DATA RECORDS
======

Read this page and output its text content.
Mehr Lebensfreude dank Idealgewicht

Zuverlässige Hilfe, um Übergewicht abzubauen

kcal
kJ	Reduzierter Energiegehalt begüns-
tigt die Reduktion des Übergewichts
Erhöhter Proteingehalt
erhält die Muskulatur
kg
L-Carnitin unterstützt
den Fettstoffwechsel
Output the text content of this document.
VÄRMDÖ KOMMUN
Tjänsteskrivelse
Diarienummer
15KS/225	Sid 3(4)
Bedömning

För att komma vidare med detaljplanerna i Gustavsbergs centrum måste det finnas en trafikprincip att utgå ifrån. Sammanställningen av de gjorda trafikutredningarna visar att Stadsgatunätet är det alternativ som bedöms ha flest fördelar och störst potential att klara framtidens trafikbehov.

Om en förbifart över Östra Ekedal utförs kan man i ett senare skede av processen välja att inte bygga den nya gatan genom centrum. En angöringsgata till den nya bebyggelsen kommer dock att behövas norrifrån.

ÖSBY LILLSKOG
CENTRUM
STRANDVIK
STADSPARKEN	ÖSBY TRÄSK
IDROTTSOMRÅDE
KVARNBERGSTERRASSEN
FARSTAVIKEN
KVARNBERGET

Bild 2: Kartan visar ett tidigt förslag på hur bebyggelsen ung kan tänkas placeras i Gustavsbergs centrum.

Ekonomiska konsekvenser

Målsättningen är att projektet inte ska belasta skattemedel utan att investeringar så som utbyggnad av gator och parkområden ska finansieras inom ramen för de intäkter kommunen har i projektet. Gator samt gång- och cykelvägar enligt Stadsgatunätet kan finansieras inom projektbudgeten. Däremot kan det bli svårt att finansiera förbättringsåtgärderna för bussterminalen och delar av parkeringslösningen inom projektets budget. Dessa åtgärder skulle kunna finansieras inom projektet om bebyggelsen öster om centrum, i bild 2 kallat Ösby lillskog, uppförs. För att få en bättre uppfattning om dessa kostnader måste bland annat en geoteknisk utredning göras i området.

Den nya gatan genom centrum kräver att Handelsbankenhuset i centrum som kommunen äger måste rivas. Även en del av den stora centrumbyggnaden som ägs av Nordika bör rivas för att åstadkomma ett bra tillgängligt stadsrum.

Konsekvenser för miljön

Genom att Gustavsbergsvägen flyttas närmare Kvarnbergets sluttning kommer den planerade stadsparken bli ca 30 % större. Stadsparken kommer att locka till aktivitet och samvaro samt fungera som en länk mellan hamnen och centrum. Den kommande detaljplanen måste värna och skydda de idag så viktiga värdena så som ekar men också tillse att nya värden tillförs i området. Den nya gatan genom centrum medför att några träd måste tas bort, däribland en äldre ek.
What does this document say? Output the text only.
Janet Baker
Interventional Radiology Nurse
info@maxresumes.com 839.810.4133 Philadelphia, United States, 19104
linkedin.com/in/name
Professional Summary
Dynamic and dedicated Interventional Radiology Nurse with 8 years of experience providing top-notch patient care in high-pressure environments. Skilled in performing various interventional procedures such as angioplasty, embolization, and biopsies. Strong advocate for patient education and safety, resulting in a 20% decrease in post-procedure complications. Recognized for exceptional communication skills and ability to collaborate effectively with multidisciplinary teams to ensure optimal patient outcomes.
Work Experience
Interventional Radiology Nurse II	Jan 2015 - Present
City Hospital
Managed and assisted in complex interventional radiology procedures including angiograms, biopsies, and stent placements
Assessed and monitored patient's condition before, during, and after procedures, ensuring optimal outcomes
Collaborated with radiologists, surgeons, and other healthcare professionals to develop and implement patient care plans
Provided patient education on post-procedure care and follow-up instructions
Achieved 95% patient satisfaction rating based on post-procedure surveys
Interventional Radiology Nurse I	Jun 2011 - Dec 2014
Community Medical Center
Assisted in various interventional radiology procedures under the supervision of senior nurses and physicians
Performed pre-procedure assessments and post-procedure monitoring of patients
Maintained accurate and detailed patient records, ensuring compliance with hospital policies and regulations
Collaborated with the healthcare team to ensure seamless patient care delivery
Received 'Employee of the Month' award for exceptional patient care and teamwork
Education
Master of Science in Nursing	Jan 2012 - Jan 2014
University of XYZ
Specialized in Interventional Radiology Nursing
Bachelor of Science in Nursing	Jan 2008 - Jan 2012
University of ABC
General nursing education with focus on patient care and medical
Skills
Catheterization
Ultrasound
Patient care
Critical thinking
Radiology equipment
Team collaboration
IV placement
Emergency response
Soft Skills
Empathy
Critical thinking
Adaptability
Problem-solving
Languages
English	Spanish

======

Read through the entries and copy every line that includes "outcomes".

Dynamic and dedicated Interventional Radiology Nurse with 8 years of experience providing top-notch patient care in high-pressure environments. Skilled in performing various interventional procedures such as angioplasty, embolization, and biopsies. Strong advocate for patient education and safety, resulting in a 20% decrease in post-procedure complications. Recognized for exceptional communication skills and ability to collaborate effectively with multidisciplinary teams to ensure optimal patient outcomes.
Assessed and monitored patient's condition before, during, and after procedures, ensuring optimal outcomes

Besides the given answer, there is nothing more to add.